DIRECTIONS FOR THIS TASK =
Find the word "Cloud" in the records below. List each line containing it.
-- start DATA SUPPLIED --
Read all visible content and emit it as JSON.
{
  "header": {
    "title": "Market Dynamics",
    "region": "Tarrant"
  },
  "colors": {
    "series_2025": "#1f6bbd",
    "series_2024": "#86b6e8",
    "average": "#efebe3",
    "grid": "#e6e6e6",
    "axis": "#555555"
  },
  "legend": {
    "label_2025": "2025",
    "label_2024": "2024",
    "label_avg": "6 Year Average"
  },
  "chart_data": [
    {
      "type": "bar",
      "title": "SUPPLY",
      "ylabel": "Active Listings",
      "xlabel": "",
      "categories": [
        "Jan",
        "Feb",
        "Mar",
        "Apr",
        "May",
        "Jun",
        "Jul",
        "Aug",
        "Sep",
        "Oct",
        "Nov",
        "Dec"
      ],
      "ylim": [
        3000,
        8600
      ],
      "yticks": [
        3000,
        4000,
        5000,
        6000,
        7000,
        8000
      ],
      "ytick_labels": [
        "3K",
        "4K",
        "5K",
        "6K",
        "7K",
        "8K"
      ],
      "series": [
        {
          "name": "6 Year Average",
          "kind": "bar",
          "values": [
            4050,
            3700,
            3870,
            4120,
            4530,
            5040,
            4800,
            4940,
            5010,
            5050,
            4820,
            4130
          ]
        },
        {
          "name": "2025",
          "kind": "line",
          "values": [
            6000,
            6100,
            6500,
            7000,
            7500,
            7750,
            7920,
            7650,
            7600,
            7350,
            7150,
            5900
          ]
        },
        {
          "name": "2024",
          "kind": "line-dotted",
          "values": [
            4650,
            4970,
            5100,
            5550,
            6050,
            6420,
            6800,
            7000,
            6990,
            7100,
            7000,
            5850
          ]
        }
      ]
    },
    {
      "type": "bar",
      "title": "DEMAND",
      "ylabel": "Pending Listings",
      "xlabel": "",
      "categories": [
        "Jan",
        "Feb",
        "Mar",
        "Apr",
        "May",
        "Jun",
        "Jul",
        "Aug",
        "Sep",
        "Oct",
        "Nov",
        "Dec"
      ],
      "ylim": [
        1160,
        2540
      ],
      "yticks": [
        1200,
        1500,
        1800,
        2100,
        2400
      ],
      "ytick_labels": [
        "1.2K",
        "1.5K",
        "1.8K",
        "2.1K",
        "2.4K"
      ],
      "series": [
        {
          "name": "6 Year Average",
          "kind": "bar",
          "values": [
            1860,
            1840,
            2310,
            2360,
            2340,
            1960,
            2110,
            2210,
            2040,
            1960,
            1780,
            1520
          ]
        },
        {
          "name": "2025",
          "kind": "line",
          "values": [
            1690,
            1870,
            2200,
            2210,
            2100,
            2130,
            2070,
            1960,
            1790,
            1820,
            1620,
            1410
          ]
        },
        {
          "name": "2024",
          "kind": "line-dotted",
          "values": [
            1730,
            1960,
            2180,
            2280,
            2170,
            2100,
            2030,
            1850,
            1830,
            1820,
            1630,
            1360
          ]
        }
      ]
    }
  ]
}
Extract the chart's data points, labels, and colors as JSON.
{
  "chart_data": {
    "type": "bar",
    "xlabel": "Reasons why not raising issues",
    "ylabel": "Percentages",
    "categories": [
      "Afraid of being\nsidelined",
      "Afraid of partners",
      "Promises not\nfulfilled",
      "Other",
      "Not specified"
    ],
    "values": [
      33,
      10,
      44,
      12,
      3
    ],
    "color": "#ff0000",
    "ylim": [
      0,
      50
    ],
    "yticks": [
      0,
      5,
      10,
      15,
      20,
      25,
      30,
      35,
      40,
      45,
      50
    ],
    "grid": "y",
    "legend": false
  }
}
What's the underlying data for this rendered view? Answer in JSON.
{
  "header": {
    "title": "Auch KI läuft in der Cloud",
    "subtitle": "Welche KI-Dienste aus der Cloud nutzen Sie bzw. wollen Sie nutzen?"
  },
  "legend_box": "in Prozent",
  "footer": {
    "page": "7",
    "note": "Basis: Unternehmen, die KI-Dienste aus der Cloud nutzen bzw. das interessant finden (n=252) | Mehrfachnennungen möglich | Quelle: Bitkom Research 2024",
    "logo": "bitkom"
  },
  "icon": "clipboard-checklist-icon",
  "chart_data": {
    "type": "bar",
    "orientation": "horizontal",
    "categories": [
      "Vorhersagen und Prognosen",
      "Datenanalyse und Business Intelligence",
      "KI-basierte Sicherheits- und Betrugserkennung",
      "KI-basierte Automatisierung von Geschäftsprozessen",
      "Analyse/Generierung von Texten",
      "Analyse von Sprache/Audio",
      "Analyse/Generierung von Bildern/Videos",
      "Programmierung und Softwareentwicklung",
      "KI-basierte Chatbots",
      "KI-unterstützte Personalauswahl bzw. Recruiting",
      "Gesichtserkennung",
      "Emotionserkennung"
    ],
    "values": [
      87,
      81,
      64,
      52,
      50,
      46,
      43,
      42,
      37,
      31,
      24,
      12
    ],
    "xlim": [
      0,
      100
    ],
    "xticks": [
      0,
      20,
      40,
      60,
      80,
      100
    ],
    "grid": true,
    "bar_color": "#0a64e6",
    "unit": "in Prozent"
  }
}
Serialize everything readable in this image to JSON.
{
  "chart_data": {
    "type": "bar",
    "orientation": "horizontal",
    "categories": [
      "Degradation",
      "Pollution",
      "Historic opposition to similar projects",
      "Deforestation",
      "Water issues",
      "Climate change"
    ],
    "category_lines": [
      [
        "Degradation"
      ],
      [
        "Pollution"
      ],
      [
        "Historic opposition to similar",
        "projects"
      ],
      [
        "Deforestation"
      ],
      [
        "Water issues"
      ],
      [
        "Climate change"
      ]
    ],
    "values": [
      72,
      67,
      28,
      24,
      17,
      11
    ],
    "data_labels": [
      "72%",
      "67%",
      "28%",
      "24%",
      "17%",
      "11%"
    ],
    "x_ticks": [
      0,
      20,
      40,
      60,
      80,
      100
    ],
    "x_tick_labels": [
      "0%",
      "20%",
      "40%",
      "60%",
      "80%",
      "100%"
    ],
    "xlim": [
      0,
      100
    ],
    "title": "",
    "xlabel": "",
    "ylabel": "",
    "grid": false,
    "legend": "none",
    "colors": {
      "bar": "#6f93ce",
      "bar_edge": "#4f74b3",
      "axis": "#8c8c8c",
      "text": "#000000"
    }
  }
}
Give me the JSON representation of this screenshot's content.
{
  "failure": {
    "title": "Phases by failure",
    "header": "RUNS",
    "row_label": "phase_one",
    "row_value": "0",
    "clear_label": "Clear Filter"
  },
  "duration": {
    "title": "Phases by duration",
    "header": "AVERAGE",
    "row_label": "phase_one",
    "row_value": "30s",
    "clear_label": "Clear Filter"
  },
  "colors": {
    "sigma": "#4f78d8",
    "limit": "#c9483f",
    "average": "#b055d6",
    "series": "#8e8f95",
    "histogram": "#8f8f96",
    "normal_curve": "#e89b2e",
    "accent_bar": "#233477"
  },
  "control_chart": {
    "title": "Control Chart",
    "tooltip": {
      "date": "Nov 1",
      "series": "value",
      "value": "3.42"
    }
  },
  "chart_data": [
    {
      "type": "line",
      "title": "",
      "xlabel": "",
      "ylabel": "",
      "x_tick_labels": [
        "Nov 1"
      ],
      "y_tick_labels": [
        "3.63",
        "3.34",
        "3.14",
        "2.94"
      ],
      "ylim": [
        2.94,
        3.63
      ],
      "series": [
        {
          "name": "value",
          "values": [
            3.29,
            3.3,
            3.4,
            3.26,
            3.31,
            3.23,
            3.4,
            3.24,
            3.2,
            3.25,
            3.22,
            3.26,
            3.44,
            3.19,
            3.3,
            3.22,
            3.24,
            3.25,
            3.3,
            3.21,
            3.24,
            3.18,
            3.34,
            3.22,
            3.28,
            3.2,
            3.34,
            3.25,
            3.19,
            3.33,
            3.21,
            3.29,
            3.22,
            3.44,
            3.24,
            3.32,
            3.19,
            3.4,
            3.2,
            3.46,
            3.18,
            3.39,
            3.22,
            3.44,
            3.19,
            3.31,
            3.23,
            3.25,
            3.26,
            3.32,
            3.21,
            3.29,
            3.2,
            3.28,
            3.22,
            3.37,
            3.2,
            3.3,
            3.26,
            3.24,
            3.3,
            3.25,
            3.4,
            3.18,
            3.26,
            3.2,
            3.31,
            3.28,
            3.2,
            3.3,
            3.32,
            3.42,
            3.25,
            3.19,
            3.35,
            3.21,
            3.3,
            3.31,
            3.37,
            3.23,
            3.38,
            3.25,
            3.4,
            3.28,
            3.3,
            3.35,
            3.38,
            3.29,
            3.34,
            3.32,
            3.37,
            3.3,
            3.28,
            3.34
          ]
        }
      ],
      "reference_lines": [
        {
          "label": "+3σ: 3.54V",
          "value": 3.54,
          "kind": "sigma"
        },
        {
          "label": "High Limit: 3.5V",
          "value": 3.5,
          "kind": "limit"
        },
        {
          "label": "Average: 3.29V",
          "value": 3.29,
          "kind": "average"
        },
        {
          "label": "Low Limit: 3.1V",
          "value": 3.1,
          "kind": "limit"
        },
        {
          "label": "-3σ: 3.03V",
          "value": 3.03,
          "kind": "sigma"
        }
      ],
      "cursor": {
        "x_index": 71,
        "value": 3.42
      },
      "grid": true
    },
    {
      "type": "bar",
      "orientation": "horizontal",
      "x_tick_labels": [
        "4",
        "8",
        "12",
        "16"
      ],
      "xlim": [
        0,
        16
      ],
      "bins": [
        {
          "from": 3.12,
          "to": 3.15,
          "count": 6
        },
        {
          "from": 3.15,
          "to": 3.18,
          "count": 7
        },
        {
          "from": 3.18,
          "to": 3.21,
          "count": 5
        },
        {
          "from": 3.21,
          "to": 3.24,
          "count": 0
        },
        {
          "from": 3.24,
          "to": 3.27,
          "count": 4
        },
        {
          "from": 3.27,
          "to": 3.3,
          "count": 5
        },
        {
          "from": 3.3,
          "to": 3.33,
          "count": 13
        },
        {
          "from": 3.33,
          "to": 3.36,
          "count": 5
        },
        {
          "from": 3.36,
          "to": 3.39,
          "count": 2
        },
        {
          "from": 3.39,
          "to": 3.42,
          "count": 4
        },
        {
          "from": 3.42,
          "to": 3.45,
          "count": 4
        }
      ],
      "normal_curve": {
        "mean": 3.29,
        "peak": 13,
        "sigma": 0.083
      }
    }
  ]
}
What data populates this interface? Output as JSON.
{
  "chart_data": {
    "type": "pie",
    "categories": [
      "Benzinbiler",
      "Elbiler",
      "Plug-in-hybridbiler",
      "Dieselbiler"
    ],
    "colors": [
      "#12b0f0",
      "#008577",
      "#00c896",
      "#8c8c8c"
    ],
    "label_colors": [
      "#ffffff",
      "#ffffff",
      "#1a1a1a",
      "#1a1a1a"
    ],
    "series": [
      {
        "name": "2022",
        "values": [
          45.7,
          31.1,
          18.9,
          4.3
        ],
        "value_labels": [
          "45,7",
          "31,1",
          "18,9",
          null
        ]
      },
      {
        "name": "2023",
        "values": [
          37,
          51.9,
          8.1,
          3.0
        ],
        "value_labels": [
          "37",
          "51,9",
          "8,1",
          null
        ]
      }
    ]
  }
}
-- end DATA SUPPLIED --
SOLUTION TO THIS TASK =
    "title": "Auch KI läuft in der Cloud",
    "subtitle": "Welche KI-Dienste aus der Cloud nutzen Sie bzw. wollen Sie nutzen?"
    "note": "Basis: Unternehmen, die KI-Dienste aus der Cloud nutzen bzw. das interessant finden (n=252) | Mehrfachnennungen möglich | Quelle: Bitkom Research 2024",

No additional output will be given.